(Saved data entries)
——————————
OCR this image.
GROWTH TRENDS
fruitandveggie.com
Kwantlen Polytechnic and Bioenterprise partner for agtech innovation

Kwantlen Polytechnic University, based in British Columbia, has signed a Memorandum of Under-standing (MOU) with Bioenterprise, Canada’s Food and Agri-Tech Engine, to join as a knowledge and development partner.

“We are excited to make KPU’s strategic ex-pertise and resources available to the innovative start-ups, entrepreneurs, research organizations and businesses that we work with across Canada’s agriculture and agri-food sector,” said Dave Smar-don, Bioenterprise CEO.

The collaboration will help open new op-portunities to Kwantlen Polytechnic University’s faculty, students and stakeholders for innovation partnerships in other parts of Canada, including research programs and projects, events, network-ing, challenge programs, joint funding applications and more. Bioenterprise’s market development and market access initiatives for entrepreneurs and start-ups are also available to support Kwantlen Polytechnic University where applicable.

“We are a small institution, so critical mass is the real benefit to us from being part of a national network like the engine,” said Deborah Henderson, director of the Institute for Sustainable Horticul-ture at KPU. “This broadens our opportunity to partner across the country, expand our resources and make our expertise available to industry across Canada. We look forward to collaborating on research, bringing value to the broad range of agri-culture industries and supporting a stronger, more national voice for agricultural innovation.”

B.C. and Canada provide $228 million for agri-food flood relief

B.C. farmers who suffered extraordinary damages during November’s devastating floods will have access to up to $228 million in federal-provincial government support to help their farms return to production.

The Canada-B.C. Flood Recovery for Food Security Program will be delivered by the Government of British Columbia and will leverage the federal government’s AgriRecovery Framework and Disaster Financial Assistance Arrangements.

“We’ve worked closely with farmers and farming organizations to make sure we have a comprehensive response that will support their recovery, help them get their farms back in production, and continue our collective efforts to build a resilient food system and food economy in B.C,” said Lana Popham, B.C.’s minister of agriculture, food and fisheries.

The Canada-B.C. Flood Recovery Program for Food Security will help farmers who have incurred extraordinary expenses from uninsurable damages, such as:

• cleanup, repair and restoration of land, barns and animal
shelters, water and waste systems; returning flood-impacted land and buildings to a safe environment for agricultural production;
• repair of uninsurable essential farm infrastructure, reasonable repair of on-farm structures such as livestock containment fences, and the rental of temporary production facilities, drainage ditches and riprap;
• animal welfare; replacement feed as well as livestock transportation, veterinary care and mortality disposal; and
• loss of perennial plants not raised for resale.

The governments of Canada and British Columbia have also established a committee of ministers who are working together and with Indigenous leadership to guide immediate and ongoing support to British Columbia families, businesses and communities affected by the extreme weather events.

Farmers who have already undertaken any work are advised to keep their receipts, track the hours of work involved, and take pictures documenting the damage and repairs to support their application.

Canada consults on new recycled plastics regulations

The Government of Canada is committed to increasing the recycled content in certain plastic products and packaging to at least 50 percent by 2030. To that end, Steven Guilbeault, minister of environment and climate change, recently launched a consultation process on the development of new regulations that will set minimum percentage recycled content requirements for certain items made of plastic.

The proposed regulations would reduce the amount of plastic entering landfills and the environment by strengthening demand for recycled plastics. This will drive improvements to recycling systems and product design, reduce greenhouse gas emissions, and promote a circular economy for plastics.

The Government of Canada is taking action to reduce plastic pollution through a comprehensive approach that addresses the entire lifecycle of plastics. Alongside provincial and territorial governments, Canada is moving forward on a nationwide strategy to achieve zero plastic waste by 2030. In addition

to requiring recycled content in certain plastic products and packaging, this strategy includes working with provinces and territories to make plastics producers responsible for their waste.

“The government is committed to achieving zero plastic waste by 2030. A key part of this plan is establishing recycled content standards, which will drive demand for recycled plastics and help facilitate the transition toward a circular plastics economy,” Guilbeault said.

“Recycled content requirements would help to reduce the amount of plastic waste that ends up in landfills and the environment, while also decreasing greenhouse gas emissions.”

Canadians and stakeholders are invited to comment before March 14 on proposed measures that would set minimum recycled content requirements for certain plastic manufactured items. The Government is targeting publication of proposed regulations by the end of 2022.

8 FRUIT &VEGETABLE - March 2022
——————————
* [WORK INSTRUCTIONS]: Exactly as shown above, return every record.

* [COMPLETED TASK]:
OCR this image.
GROWTH TRENDS
fruitandveggie.com
Kwantlen Polytechnic and Bioenterprise partner for agtech innovation

Kwantlen Polytechnic University, based in British Columbia, has signed a Memorandum of Under-standing (MOU) with Bioenterprise, Canada’s Food and Agri-Tech Engine, to join as a knowledge and development partner.

“We are excited to make KPU’s strategic ex-pertise and resources available to the innovative start-ups, entrepreneurs, research organizations and businesses that we work with across Canada’s agriculture and agri-food sector,” said Dave Smar-don, Bioenterprise CEO.

The collaboration will help open new op-portunities to Kwantlen Polytechnic University’s faculty, students and stakeholders for innovation partnerships in other parts of Canada, including research programs and projects, events, network-ing, challenge programs, joint funding applications and more. Bioenterprise’s market development and market access initiatives for entrepreneurs and start-ups are also available to support Kwantlen Polytechnic University where applicable.

“We are a small institution, so critical mass is the real benefit to us from being part of a national network like the engine,” said Deborah Henderson, director of the Institute for Sustainable Horticul-ture at KPU. “This broadens our opportunity to partner across the country, expand our resources and make our expertise available to industry across Canada. We look forward to collaborating on research, bringing value to the broad range of agri-culture industries and supporting a stronger, more national voice for agricultural innovation.”

B.C. and Canada provide $228 million for agri-food flood relief

B.C. farmers who suffered extraordinary damages during November’s devastating floods will have access to up to $228 million in federal-provincial government support to help their farms return to production.

The Canada-B.C. Flood Recovery for Food Security Program will be delivered by the Government of British Columbia and will leverage the federal government’s AgriRecovery Framework and Disaster Financial Assistance Arrangements.

“We’ve worked closely with farmers and farming organizations to make sure we have a comprehensive response that will support their recovery, help them get their farms back in production, and continue our collective efforts to build a resilient food system and food economy in B.C,” said Lana Popham, B.C.’s minister of agriculture, food and fisheries.

The Canada-B.C. Flood Recovery Program for Food Security will help farmers who have incurred extraordinary expenses from uninsurable damages, such as:

• cleanup, repair and restoration of land, barns and animal
shelters, water and waste systems; returning flood-impacted land and buildings to a safe environment for agricultural production;
• repair of uninsurable essential farm infrastructure, reasonable repair of on-farm structures such as livestock containment fences, and the rental of temporary production facilities, drainage ditches and riprap;
• animal welfare; replacement feed as well as livestock transportation, veterinary care and mortality disposal; and
• loss of perennial plants not raised for resale.

The governments of Canada and British Columbia have also established a committee of ministers who are working together and with Indigenous leadership to guide immediate and ongoing support to British Columbia families, businesses and communities affected by the extreme weather events.

Farmers who have already undertaken any work are advised to keep their receipts, track the hours of work involved, and take pictures documenting the damage and repairs to support their application.

Canada consults on new recycled plastics regulations

The Government of Canada is committed to increasing the recycled content in certain plastic products and packaging to at least 50 percent by 2030. To that end, Steven Guilbeault, minister of environment and climate change, recently launched a consultation process on the development of new regulations that will set minimum percentage recycled content requirements for certain items made of plastic.

The proposed regulations would reduce the amount of plastic entering landfills and the environment by strengthening demand for recycled plastics. This will drive improvements to recycling systems and product design, reduce greenhouse gas emissions, and promote a circular economy for plastics.

The Government of Canada is taking action to reduce plastic pollution through a comprehensive approach that addresses the entire lifecycle of plastics. Alongside provincial and territorial governments, Canada is moving forward on a nationwide strategy to achieve zero plastic waste by 2030. In addition

to requiring recycled content in certain plastic products and packaging, this strategy includes working with provinces and territories to make plastics producers responsible for their waste.

“The government is committed to achieving zero plastic waste by 2030. A key part of this plan is establishing recycled content standards, which will drive demand for recycled plastics and help facilitate the transition toward a circular plastics economy,” Guilbeault said.

“Recycled content requirements would help to reduce the amount of plastic waste that ends up in landfills and the environment, while also decreasing greenhouse gas emissions.”

Canadians and stakeholders are invited to comment before March 14 on proposed measures that would set minimum recycled content requirements for certain plastic manufactured items. The Government is targeting publication of proposed regulations by the end of 2022.

8 FRUIT &VEGETABLE - March 2022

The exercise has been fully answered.